STATED PROBLEM:
Can you quote the records below in full, word for word?

━━━━━━━━

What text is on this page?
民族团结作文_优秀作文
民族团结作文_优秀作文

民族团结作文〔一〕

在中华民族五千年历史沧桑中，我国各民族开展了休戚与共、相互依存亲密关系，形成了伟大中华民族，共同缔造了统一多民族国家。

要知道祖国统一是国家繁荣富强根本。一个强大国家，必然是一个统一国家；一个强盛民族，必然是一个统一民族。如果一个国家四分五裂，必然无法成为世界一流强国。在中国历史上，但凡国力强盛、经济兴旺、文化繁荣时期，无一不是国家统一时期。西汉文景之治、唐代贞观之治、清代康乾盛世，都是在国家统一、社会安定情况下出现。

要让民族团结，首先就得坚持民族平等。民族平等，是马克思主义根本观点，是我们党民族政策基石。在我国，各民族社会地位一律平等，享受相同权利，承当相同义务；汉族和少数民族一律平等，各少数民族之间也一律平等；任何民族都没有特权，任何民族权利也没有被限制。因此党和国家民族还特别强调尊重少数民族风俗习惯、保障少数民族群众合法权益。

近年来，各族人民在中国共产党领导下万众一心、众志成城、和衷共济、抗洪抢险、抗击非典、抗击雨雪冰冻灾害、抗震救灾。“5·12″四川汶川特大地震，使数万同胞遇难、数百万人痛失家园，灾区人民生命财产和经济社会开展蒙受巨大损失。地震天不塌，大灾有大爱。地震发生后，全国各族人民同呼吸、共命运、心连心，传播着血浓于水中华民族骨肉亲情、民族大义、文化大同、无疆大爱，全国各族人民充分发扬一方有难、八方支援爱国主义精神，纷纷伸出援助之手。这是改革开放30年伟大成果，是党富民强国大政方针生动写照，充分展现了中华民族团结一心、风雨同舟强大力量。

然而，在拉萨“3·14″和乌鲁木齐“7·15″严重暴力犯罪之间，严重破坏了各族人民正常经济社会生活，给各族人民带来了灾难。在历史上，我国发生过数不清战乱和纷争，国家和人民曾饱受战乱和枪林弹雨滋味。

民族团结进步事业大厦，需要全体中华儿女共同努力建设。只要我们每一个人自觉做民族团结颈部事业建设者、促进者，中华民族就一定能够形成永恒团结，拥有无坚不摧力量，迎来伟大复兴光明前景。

━━━━━━━━

CORRECT RESPONSE:
What text is on this page?
民族团结作文_优秀作文
民族团结作文_优秀作文

民族团结作文〔一〕

在中华民族五千年历史沧桑中，我国各民族开展了休戚与共、相互依存亲密关系，形成了伟大中华民族，共同缔造了统一多民族国家。

要知道祖国统一是国家繁荣富强根本。一个强大国家，必然是一个统一国家；一个强盛民族，必然是一个统一民族。如果一个国家四分五裂，必然无法成为世界一流强国。在中国历史上，但凡国力强盛、经济兴旺、文化繁荣时期，无一不是国家统一时期。西汉文景之治、唐代贞观之治、清代康乾盛世，都是在国家统一、社会安定情况下出现。

要让民族团结，首先就得坚持民族平等。民族平等，是马克思主义根本观点，是我们党民族政策基石。在我国，各民族社会地位一律平等，享受相同权利，承当相同义务；汉族和少数民族一律平等，各少数民族之间也一律平等；任何民族都没有特权，任何民族权利也没有被限制。因此党和国家民族还特别强调尊重少数民族风俗习惯、保障少数民族群众合法权益。

近年来，各族人民在中国共产党领导下万众一心、众志成城、和衷共济、抗洪抢险、抗击非典、抗击雨雪冰冻灾害、抗震救灾。“5·12″四川汶川特大地震，使数万同胞遇难、数百万人痛失家园，灾区人民生命财产和经济社会开展蒙受巨大损失。地震天不塌，大灾有大爱。地震发生后，全国各族人民同呼吸、共命运、心连心，传播着血浓于水中华民族骨肉亲情、民族大义、文化大同、无疆大爱，全国各族人民充分发扬一方有难、八方支援爱国主义精神，纷纷伸出援助之手。这是改革开放30年伟大成果，是党富民强国大政方针生动写照，充分展现了中华民族团结一心、风雨同舟强大力量。

然而，在拉萨“3·14″和乌鲁木齐“7·15″严重暴力犯罪之间，严重破坏了各族人民正常经济社会生活，给各族人民带来了灾难。在历史上，我国发生过数不清战乱和纷争，国家和人民曾饱受战乱和枪林弹雨滋味。

民族团结进步事业大厦，需要全体中华儿女共同努力建设。只要我们每一个人自觉做民族团结颈部事业建设者、促进者，中华民族就一定能够形成永恒团结，拥有无坚不摧力量，迎来伟大复兴光明前景。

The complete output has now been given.